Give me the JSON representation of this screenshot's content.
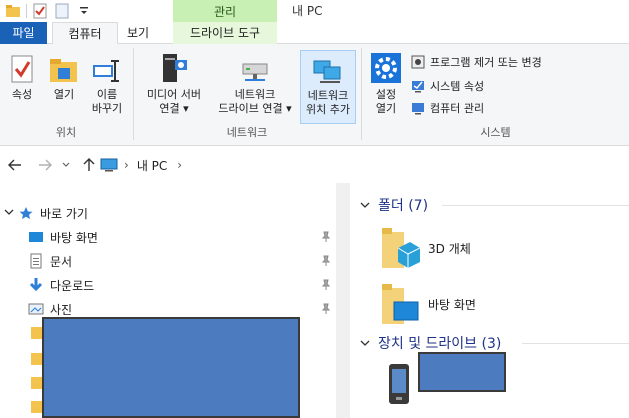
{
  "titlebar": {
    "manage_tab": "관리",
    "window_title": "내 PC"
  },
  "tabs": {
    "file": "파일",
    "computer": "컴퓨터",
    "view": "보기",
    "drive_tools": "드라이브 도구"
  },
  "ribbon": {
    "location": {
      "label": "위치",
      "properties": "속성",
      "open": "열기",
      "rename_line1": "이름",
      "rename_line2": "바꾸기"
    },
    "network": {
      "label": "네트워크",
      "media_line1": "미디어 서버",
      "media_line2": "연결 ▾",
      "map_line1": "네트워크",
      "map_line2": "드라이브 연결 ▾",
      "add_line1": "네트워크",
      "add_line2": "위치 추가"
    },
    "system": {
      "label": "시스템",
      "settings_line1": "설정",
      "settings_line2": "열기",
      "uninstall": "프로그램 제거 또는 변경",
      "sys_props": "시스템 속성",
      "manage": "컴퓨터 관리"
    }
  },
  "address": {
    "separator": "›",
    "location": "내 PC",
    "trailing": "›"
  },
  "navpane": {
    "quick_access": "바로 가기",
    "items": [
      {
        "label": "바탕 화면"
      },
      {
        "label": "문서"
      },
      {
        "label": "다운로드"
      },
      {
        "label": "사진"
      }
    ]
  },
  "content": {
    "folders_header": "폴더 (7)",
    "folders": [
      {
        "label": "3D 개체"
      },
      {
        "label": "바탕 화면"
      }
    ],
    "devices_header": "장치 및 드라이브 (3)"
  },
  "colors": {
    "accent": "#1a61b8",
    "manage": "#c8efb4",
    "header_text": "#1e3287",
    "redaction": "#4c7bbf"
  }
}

□ □ □ □ □

Repeat the preceding records precisely, and leave every picture out of the copy.

Give me the JSON representation of this screenshot's content.
{
  "titlebar": {
    "manage_tab": "관리",
    "window_title": "내 PC"
  },
  "tabs": {
    "file": "파일",
    "computer": "컴퓨터",
    "view": "보기",
    "drive_tools": "드라이브 도구"
  },
  "ribbon": {
    "location": {
      "label": "위치",
      "properties": "속성",
      "open": "열기",
      "rename_line1": "이름",
      "rename_line2": "바꾸기"
    },
    "network": {
      "label": "네트워크",
      "media_line1": "미디어 서버",
      "media_line2": "연결 ▾",
      "map_line1": "네트워크",
      "map_line2": "드라이브 연결 ▾",
      "add_line1": "네트워크",
      "add_line2": "위치 추가"
    },
    "system": {
      "label": "시스템",
      "settings_line1": "설정",
      "settings_line2": "열기",
      "uninstall": "프로그램 제거 또는 변경",
      "sys_props": "시스템 속성",
      "manage": "컴퓨터 관리"
    }
  },
  "address": {
    "separator": "›",
    "location": "내 PC",
    "trailing": "›"
  },
  "navpane": {
    "quick_access": "바로 가기",
    "items": [
      {
        "label": "바탕 화면"
      },
      {
        "label": "문서"
      },
      {
        "label": "다운로드"
      },
      {
        "label": "사진"
      }
    ]
  },
  "content": {
    "folders_header": "폴더 (7)",
    "folders": [
      {
        "label": "3D 개체"
      },
      {
        "label": "바탕 화면"
      }
    ],
    "devices_header": "장치 및 드라이브 (3)"
  },
  "colors": {
    "accent": "#1a61b8",
    "manage": "#c8efb4",
    "header_text": "#1e3287",
    "redaction": "#4c7bbf"
  }
}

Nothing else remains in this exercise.